Exercise aim: From the entries below, report how many lines contain the string "GREEN". Give only that number.

══ Extracted records ══

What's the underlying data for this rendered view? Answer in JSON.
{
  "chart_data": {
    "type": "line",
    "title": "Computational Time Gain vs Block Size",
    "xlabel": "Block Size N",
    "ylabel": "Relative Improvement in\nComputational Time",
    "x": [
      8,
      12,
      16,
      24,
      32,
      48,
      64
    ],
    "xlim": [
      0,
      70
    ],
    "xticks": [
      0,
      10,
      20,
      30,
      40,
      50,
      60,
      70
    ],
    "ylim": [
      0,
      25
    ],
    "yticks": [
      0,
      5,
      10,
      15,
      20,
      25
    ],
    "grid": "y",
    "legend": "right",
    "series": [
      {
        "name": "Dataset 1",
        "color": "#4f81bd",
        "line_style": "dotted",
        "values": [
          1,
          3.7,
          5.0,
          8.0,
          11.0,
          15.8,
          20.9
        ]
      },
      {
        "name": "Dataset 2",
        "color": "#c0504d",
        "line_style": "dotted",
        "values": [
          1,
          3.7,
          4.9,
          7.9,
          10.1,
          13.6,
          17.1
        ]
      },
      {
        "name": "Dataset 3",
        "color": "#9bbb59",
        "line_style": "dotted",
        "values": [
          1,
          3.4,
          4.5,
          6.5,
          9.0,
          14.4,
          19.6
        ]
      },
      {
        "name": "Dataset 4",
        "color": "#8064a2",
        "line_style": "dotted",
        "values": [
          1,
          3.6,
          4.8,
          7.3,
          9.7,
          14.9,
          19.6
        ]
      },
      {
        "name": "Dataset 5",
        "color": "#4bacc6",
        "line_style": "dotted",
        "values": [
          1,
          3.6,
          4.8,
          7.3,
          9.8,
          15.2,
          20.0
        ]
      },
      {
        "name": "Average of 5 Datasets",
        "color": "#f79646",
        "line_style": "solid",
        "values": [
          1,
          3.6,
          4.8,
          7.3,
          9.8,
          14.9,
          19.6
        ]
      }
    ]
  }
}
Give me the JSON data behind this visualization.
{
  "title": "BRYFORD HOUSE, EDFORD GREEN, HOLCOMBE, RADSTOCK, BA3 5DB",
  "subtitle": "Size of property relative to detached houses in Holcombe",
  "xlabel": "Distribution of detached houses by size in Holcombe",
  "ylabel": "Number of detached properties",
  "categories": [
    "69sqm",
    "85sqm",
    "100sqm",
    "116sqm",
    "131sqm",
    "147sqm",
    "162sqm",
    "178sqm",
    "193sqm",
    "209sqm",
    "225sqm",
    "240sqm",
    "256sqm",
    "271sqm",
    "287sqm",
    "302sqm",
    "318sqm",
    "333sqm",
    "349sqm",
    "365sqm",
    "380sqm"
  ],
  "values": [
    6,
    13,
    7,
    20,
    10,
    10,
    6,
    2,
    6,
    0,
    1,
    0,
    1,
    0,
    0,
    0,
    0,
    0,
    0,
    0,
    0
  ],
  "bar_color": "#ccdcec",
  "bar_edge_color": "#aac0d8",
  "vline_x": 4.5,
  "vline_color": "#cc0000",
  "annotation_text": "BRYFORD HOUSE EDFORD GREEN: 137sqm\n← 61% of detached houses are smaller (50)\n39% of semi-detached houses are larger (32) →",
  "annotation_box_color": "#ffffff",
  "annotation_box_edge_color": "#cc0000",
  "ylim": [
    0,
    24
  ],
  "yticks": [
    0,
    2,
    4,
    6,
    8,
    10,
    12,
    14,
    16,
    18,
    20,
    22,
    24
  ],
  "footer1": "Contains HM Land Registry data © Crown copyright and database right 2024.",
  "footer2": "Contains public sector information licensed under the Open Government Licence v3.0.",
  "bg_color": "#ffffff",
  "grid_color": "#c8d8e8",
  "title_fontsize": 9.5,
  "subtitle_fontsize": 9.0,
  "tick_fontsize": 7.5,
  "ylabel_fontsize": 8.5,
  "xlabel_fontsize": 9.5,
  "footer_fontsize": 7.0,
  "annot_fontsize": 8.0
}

═══

Solution to this problem: 2